* _TASK BRIEF_
Show all lines from the data that include the word "this".

<<<<

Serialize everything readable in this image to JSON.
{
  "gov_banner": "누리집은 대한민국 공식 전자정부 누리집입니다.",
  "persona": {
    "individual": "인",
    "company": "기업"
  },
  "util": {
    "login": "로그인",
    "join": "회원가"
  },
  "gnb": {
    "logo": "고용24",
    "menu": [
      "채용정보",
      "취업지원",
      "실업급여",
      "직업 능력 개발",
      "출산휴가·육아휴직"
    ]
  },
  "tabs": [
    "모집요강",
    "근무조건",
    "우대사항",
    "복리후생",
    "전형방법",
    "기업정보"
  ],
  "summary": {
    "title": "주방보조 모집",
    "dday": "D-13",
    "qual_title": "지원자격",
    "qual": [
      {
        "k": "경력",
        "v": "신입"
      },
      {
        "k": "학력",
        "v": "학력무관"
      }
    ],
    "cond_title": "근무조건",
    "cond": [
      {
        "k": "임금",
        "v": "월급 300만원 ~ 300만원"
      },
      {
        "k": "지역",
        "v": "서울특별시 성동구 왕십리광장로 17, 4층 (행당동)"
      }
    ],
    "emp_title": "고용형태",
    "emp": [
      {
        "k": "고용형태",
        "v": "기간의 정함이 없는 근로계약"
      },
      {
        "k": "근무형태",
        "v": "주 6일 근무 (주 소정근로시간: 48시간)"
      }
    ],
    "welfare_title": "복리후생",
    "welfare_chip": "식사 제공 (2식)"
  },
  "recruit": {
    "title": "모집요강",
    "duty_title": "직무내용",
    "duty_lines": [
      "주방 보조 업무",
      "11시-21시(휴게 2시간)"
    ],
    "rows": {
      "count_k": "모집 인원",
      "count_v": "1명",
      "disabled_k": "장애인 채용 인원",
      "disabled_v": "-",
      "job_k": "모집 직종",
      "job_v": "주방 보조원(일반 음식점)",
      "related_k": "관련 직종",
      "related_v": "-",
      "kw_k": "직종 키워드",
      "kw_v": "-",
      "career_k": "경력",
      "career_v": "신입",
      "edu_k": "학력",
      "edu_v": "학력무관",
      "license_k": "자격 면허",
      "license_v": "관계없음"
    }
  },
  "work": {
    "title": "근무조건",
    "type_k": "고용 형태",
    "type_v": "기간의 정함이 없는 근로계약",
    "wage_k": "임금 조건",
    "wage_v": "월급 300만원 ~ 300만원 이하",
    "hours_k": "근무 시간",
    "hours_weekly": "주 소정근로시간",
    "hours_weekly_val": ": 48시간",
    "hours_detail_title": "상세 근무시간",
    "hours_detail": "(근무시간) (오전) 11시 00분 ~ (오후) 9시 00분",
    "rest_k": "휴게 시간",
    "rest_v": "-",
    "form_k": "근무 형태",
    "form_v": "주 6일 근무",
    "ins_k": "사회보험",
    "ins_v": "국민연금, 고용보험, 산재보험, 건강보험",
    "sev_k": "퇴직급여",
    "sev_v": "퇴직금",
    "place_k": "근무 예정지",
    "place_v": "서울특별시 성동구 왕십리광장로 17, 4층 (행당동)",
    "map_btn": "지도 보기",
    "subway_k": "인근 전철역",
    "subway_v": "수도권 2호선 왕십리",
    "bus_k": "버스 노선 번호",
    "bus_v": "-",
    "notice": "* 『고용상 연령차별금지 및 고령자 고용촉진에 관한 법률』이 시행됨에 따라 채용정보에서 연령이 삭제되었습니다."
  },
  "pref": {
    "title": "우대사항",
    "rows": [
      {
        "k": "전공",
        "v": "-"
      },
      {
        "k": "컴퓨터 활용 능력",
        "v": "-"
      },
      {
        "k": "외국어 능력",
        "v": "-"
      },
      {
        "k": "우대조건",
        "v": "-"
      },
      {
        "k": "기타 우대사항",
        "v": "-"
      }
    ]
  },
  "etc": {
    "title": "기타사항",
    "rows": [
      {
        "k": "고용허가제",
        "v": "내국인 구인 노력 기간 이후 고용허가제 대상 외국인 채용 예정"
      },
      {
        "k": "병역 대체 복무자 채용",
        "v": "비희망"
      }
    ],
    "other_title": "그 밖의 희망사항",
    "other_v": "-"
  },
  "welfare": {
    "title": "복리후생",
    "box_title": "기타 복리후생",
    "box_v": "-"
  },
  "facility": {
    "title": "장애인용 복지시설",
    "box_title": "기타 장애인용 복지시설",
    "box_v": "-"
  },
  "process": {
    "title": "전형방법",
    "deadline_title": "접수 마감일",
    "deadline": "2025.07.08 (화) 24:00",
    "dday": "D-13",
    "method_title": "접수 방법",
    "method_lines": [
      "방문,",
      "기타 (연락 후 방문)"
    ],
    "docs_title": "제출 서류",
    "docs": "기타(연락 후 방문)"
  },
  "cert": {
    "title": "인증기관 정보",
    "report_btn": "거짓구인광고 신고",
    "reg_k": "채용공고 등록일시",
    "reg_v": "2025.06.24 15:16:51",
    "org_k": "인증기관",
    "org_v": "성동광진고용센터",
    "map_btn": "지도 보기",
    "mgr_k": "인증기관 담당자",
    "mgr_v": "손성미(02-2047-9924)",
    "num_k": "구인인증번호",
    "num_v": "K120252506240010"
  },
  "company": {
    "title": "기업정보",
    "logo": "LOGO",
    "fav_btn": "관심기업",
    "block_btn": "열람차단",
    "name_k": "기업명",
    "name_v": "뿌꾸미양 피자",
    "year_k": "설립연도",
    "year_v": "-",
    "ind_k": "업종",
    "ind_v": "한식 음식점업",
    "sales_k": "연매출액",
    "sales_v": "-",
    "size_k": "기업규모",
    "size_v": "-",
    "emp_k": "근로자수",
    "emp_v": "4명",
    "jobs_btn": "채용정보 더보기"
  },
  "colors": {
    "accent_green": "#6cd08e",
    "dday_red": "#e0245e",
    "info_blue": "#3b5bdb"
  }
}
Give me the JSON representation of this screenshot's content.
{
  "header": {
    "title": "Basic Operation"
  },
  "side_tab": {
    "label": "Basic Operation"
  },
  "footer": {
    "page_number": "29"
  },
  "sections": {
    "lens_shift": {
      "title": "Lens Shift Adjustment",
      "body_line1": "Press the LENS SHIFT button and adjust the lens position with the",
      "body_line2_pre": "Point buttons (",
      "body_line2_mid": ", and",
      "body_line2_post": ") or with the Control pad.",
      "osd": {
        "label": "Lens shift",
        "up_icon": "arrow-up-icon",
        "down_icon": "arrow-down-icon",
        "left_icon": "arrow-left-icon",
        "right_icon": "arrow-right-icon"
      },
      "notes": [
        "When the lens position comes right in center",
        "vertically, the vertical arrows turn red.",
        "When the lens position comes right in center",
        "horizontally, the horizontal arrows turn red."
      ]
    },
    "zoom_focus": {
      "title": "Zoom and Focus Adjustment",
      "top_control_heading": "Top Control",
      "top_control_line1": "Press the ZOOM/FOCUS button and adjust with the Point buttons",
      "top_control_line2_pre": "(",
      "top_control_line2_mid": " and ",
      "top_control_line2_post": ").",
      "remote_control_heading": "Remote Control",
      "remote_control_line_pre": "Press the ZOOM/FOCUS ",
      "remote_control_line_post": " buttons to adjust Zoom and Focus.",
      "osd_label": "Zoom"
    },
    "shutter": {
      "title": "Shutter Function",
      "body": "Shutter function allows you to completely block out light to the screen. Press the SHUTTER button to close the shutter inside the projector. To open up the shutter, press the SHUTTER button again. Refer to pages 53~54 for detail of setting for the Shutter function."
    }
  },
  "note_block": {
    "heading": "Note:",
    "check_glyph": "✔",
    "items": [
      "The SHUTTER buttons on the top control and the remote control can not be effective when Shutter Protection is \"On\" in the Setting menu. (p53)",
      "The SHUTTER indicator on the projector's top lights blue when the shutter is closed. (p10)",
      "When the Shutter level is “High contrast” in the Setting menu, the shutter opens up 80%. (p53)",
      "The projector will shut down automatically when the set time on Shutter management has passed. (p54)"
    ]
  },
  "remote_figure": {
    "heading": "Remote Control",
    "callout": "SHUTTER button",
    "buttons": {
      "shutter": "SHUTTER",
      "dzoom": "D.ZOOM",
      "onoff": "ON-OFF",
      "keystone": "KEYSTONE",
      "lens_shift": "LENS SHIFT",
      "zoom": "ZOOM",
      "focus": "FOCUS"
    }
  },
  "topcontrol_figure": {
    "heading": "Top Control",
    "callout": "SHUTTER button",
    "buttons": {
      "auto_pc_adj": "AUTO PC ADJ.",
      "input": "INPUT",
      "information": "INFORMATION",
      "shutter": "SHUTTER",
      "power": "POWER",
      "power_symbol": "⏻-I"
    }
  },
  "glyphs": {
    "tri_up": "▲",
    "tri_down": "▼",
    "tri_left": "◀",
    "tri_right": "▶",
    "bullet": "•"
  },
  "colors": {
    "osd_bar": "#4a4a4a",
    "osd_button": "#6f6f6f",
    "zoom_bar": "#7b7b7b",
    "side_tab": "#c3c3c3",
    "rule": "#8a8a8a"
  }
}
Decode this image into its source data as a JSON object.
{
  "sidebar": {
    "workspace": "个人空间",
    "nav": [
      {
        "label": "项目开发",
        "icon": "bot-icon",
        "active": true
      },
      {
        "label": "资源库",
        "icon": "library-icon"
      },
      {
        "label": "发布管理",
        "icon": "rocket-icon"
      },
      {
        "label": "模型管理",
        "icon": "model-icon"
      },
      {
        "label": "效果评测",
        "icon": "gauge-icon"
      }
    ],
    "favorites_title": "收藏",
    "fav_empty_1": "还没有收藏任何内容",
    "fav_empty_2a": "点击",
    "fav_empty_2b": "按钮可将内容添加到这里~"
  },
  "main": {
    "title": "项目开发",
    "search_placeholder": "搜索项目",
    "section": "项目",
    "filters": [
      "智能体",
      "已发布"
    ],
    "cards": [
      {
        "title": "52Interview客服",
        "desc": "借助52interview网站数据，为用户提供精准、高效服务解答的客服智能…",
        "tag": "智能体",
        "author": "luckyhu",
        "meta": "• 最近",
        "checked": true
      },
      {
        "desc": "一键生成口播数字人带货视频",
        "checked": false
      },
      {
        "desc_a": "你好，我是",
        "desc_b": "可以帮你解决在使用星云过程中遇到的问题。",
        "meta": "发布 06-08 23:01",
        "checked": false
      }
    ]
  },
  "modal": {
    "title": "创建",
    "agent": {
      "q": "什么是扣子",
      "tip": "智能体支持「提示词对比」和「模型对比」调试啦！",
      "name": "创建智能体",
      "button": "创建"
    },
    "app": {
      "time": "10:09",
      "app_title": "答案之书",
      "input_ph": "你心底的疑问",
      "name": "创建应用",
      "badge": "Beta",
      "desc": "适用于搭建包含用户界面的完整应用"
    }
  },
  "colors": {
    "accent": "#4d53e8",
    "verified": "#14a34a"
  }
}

>>>>

* _CORRECT RESULT_
Serialize everything readable in this image to JSON.
Give me the JSON representation of this screenshot's content.
Decode this image into its source data as a JSON object.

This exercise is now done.